• **Task directions**
Print every entry exactly as written.

• **Listing**
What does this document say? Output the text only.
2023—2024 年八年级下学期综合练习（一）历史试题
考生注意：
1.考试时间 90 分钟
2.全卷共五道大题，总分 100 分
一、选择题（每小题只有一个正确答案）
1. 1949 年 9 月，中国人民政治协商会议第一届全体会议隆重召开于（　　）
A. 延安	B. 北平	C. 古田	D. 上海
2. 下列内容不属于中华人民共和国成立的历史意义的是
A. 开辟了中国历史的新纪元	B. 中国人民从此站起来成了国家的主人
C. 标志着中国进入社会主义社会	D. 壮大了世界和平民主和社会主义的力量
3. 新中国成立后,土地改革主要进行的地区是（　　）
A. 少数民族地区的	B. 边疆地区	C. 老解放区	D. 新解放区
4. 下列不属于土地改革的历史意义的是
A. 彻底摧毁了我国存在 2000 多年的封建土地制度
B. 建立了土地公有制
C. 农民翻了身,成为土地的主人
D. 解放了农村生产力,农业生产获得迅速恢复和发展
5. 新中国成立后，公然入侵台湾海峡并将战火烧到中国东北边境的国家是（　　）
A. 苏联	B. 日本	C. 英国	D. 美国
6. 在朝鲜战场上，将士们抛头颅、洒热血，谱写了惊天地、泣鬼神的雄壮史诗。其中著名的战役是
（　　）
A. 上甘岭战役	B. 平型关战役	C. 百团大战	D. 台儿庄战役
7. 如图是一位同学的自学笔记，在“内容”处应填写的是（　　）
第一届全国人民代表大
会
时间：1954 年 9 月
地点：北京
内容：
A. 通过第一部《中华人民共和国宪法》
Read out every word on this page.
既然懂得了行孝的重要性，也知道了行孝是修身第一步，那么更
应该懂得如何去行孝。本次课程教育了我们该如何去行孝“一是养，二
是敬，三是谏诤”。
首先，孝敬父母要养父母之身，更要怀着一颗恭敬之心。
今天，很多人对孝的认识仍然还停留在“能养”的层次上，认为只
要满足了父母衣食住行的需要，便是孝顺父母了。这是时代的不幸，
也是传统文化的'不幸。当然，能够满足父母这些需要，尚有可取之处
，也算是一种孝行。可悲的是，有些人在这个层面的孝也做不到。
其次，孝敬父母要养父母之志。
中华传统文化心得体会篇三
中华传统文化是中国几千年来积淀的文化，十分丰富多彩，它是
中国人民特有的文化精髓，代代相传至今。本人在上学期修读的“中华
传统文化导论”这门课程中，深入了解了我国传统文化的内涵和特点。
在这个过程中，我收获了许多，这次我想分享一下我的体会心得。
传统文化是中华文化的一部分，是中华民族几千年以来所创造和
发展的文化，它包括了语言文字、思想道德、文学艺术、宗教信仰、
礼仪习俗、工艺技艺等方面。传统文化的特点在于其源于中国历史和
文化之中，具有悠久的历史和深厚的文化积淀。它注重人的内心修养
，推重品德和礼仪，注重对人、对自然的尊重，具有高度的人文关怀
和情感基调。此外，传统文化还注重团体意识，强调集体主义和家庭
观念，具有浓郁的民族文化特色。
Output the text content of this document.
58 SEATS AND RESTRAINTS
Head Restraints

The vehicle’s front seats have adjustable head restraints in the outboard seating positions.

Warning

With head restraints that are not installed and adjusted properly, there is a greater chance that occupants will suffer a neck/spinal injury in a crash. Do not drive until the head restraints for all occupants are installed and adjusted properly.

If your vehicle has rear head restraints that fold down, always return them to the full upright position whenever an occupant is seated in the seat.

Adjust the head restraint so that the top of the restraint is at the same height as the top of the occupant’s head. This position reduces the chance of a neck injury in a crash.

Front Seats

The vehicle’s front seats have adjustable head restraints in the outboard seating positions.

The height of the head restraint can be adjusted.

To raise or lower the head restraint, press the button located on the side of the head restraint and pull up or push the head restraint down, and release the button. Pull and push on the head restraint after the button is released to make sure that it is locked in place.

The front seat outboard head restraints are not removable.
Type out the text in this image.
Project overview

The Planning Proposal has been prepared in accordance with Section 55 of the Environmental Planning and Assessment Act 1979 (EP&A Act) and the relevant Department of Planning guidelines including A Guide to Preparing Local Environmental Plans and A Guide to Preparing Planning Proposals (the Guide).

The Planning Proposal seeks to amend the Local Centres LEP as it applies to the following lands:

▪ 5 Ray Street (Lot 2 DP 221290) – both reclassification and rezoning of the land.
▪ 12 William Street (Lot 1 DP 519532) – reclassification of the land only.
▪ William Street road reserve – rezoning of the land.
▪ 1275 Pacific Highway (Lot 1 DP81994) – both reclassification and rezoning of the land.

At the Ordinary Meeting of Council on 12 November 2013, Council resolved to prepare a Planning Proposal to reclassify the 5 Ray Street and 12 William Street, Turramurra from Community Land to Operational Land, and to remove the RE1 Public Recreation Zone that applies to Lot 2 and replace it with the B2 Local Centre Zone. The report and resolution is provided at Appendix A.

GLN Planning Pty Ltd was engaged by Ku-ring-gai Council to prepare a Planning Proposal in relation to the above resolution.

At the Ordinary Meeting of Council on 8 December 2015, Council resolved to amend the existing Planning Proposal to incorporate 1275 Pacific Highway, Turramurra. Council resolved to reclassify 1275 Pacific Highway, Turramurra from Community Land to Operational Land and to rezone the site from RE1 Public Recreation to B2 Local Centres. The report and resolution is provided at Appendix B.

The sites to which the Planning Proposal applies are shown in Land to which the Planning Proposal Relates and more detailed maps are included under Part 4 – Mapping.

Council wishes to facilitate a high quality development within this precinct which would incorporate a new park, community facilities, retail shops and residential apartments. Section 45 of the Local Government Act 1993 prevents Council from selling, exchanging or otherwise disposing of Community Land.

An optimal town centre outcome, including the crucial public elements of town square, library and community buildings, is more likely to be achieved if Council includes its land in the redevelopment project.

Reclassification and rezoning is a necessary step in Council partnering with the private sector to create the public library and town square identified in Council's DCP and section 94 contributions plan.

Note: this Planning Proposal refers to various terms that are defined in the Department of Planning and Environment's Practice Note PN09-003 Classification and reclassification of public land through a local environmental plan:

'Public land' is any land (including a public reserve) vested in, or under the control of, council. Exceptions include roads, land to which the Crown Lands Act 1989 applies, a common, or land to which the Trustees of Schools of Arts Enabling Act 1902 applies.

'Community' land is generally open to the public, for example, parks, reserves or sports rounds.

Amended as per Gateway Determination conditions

• **Output**
What does this document say? Output the text only.
2023—2024 年八年级下学期综合练习（一）历史试题
考生注意：
1.考试时间 90 分钟
2.全卷共五道大题，总分 100 分
一、选择题（每小题只有一个正确答案）
1. 1949 年 9 月，中国人民政治协商会议第一届全体会议隆重召开于（　　）
A. 延安	B. 北平	C. 古田	D. 上海
2. 下列内容不属于中华人民共和国成立的历史意义的是
A. 开辟了中国历史的新纪元	B. 中国人民从此站起来成了国家的主人
C. 标志着中国进入社会主义社会	D. 壮大了世界和平民主和社会主义的力量
3. 新中国成立后,土地改革主要进行的地区是（　　）
A. 少数民族地区的	B. 边疆地区	C. 老解放区	D. 新解放区
4. 下列不属于土地改革的历史意义的是
A. 彻底摧毁了我国存在 2000 多年的封建土地制度
B. 建立了土地公有制
C. 农民翻了身,成为土地的主人
D. 解放了农村生产力,农业生产获得迅速恢复和发展
5. 新中国成立后，公然入侵台湾海峡并将战火烧到中国东北边境的国家是（　　）
A. 苏联	B. 日本	C. 英国	D. 美国
6. 在朝鲜战场上，将士们抛头颅、洒热血，谱写了惊天地、泣鬼神的雄壮史诗。其中著名的战役是
（　　）
A. 上甘岭战役	B. 平型关战役	C. 百团大战	D. 台儿庄战役
7. 如图是一位同学的自学笔记，在“内容”处应填写的是（　　）
第一届全国人民代表大
会
时间：1954 年 9 月
地点：北京
内容：
A. 通过第一部《中华人民共和国宪法》
Read out every word on this page.
既然懂得了行孝的重要性，也知道了行孝是修身第一步，那么更
应该懂得如何去行孝。本次课程教育了我们该如何去行孝“一是养，二
是敬，三是谏诤”。
首先，孝敬父母要养父母之身，更要怀着一颗恭敬之心。
今天，很多人对孝的认识仍然还停留在“能养”的层次上，认为只
要满足了父母衣食住行的需要，便是孝顺父母了。这是时代的不幸，
也是传统文化的'不幸。当然，能够满足父母这些需要，尚有可取之处
，也算是一种孝行。可悲的是，有些人在这个层面的孝也做不到。
其次，孝敬父母要养父母之志。
中华传统文化心得体会篇三
中华传统文化是中国几千年来积淀的文化，十分丰富多彩，它是
中国人民特有的文化精髓，代代相传至今。本人在上学期修读的“中华
传统文化导论”这门课程中，深入了解了我国传统文化的内涵和特点。
在这个过程中，我收获了许多，这次我想分享一下我的体会心得。
传统文化是中华文化的一部分，是中华民族几千年以来所创造和
发展的文化，它包括了语言文字、思想道德、文学艺术、宗教信仰、
礼仪习俗、工艺技艺等方面。传统文化的特点在于其源于中国历史和
文化之中，具有悠久的历史和深厚的文化积淀。它注重人的内心修养
，推重品德和礼仪，注重对人、对自然的尊重，具有高度的人文关怀
和情感基调。此外，传统文化还注重团体意识，强调集体主义和家庭
观念，具有浓郁的民族文化特色。
Output the text content of this document.
58 SEATS AND RESTRAINTS
Head Restraints

The vehicle’s front seats have adjustable head restraints in the outboard seating positions.

Warning

With head restraints that are not installed and adjusted properly, there is a greater chance that occupants will suffer a neck/spinal injury in a crash. Do not drive until the head restraints for all occupants are installed and adjusted properly.

If your vehicle has rear head restraints that fold down, always return them to the full upright position whenever an occupant is seated in the seat.

Adjust the head restraint so that the top of the restraint is at the same height as the top of the occupant’s head. This position reduces the chance of a neck injury in a crash.

Front Seats

The vehicle’s front seats have adjustable head restraints in the outboard seating positions.

The height of the head restraint can be adjusted.

To raise or lower the head restraint, press the button located on the side of the head restraint and pull up or push the head restraint down, and release the button. Pull and push on the head restraint after the button is released to make sure that it is locked in place.

The front seat outboard head restraints are not removable.
Type out the text in this image.
Project overview

The Planning Proposal has been prepared in accordance with Section 55 of the Environmental Planning and Assessment Act 1979 (EP&A Act) and the relevant Department of Planning guidelines including A Guide to Preparing Local Environmental Plans and A Guide to Preparing Planning Proposals (the Guide).

The Planning Proposal seeks to amend the Local Centres LEP as it applies to the following lands:

▪ 5 Ray Street (Lot 2 DP 221290) – both reclassification and rezoning of the land.
▪ 12 William Street (Lot 1 DP 519532) – reclassification of the land only.
▪ William Street road reserve – rezoning of the land.
▪ 1275 Pacific Highway (Lot 1 DP81994) – both reclassification and rezoning of the land.

At the Ordinary Meeting of Council on 12 November 2013, Council resolved to prepare a Planning Proposal to reclassify the 5 Ray Street and 12 William Street, Turramurra from Community Land to Operational Land, and to remove the RE1 Public Recreation Zone that applies to Lot 2 and replace it with the B2 Local Centre Zone. The report and resolution is provided at Appendix A.

GLN Planning Pty Ltd was engaged by Ku-ring-gai Council to prepare a Planning Proposal in relation to the above resolution.

At the Ordinary Meeting of Council on 8 December 2015, Council resolved to amend the existing Planning Proposal to incorporate 1275 Pacific Highway, Turramurra. Council resolved to reclassify 1275 Pacific Highway, Turramurra from Community Land to Operational Land and to rezone the site from RE1 Public Recreation to B2 Local Centres. The report and resolution is provided at Appendix B.

The sites to which the Planning Proposal applies are shown in Land to which the Planning Proposal Relates and more detailed maps are included under Part 4 – Mapping.

Council wishes to facilitate a high quality development within this precinct which would incorporate a new park, community facilities, retail shops and residential apartments. Section 45 of the Local Government Act 1993 prevents Council from selling, exchanging or otherwise disposing of Community Land.

An optimal town centre outcome, including the crucial public elements of town square, library and community buildings, is more likely to be achieved if Council includes its land in the redevelopment project.

Reclassification and rezoning is a necessary step in Council partnering with the private sector to create the public library and town square identified in Council's DCP and section 94 contributions plan.

Note: this Planning Proposal refers to various terms that are defined in the Department of Planning and Environment's Practice Note PN09-003 Classification and reclassification of public land through a local environmental plan:

'Public land' is any land (including a public reserve) vested in, or under the control of, council. Exceptions include roads, land to which the Crown Lands Act 1989 applies, a common, or land to which the Trustees of Schools of Arts Enabling Act 1902 applies.

'Community' land is generally open to the public, for example, parks, reserves or sports rounds.

Amended as per Gateway Determination conditions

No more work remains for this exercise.